Record extracts ▸
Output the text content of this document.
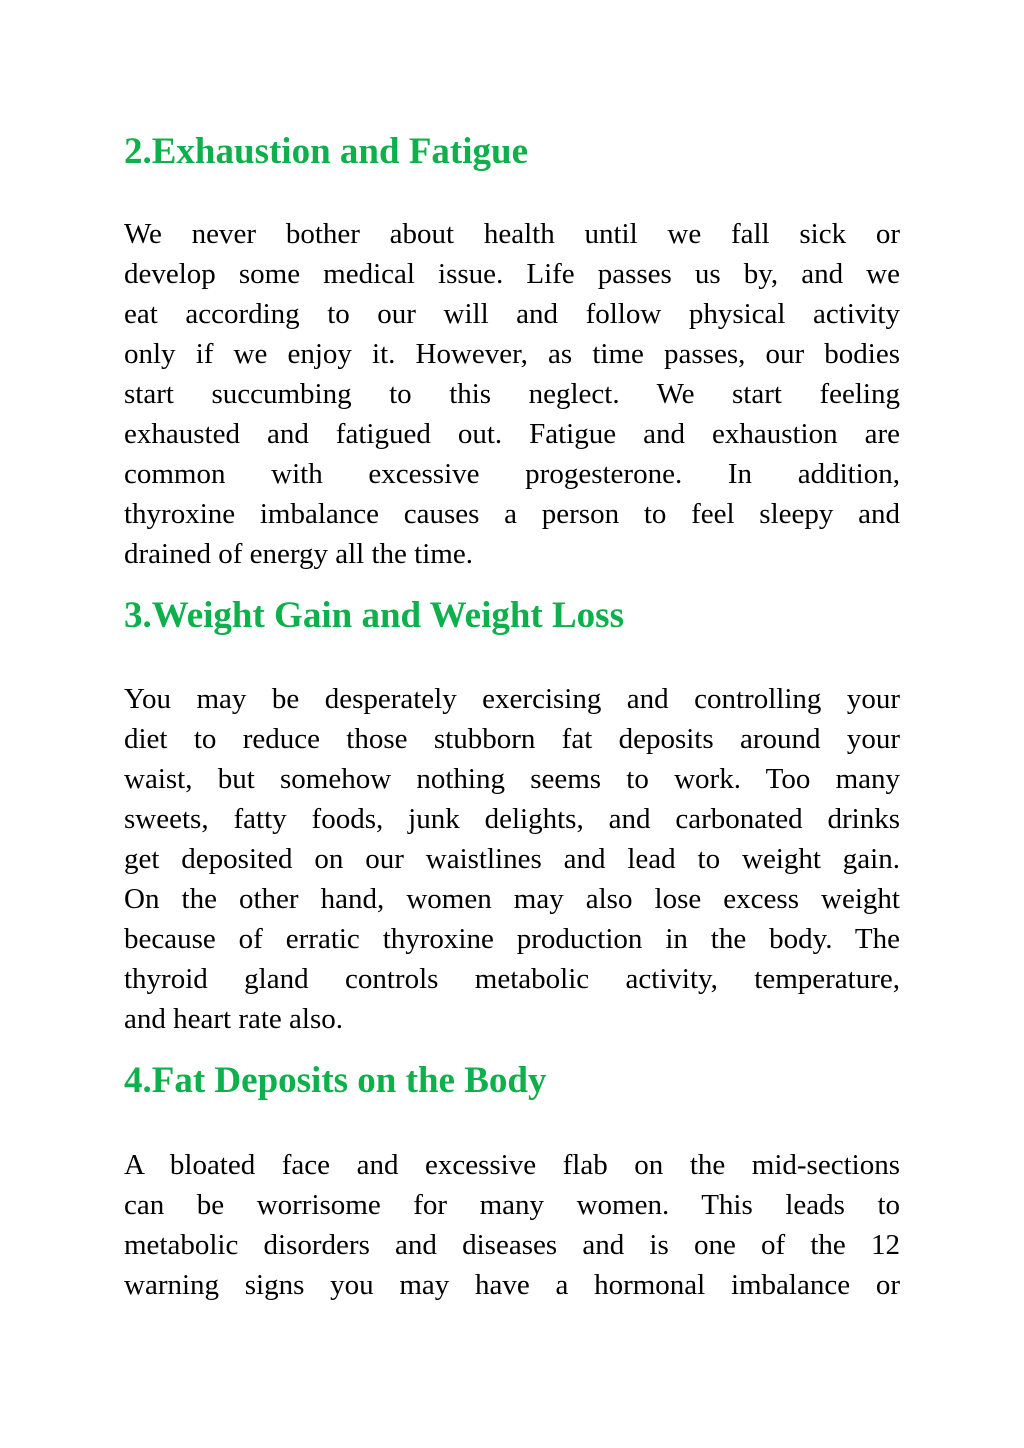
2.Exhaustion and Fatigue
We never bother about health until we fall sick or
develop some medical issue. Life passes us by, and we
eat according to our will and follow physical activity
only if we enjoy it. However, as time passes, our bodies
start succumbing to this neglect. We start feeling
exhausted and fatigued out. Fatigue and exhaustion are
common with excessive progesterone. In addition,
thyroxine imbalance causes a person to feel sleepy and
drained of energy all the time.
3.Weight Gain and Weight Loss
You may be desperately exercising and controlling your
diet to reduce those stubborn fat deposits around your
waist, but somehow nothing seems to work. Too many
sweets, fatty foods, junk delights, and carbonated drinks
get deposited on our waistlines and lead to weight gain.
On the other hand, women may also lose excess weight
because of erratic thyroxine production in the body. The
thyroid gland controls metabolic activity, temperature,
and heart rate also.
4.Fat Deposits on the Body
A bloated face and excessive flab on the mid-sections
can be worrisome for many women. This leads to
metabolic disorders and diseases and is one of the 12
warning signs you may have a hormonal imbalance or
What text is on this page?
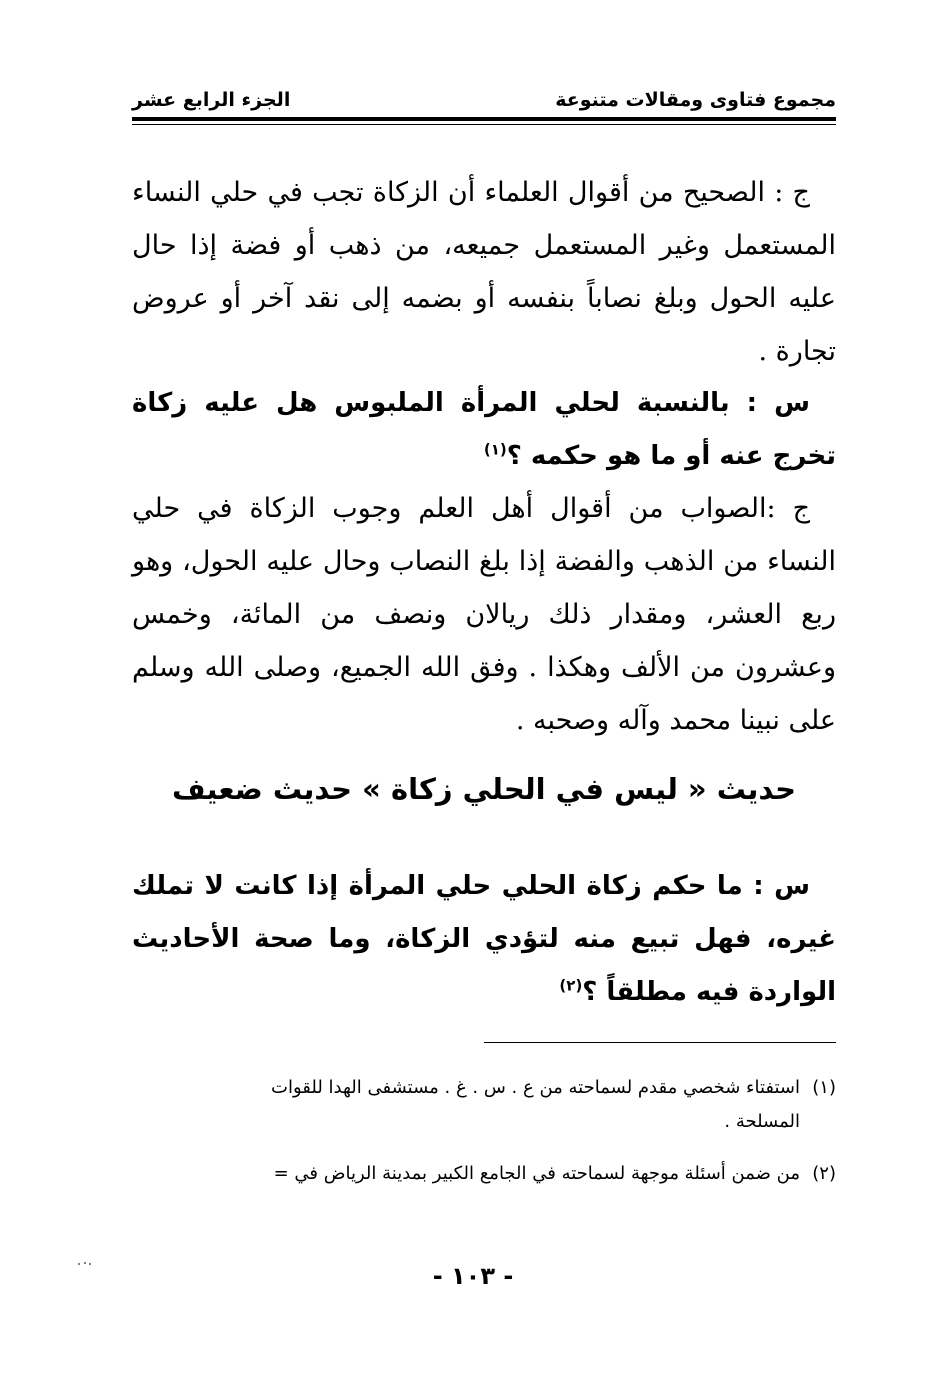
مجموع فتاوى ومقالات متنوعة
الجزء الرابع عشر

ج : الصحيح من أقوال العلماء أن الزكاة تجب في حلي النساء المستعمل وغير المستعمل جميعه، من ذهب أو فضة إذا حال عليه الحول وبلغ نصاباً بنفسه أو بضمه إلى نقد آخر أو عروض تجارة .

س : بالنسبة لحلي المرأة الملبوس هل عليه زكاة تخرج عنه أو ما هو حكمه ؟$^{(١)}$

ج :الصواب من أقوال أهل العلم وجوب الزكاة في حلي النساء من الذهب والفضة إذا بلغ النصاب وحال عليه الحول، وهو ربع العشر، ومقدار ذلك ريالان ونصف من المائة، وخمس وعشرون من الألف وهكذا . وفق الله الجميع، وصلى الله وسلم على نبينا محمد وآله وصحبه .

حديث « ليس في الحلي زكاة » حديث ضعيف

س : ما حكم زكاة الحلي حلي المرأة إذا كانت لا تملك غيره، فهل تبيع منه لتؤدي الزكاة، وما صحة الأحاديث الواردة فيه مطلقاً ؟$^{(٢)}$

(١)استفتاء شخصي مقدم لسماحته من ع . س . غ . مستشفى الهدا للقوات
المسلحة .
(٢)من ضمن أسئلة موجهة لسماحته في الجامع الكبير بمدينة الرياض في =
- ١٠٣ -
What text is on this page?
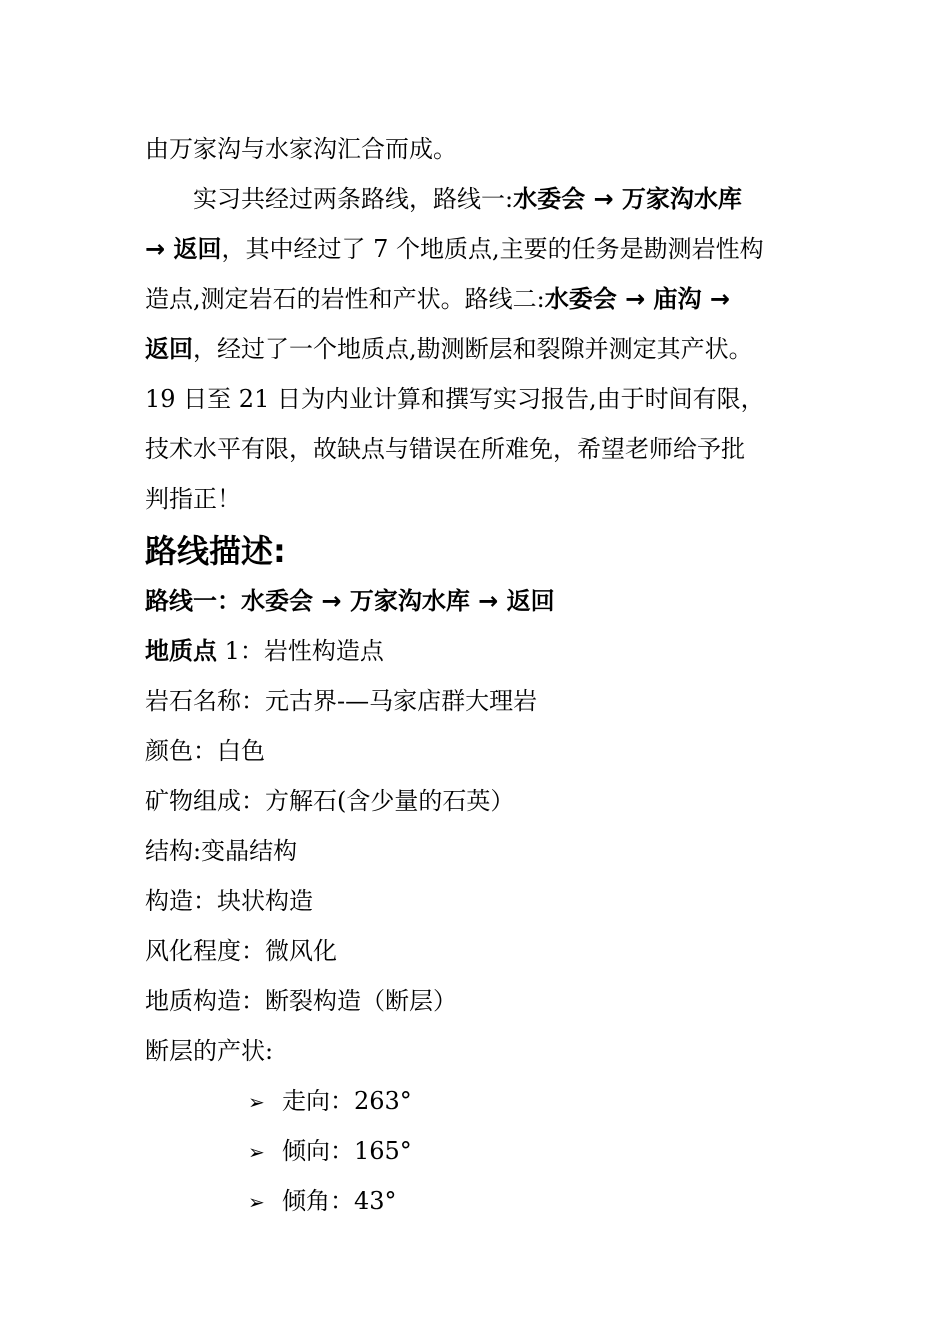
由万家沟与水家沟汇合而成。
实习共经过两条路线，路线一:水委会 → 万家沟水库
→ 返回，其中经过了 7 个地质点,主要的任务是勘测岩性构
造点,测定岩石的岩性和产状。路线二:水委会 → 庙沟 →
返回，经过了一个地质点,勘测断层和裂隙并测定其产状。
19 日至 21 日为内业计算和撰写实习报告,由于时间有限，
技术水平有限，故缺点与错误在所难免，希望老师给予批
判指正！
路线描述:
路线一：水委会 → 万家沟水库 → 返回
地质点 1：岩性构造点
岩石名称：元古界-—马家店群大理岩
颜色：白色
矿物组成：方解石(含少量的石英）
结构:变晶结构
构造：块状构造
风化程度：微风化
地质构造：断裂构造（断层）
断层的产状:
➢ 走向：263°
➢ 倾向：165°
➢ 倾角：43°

What you are asked to do ▸ Pick out the lines containing the string "your".

Reply ▸
You may be desperately exercising and controlling your
diet to reduce those stubborn fat deposits around your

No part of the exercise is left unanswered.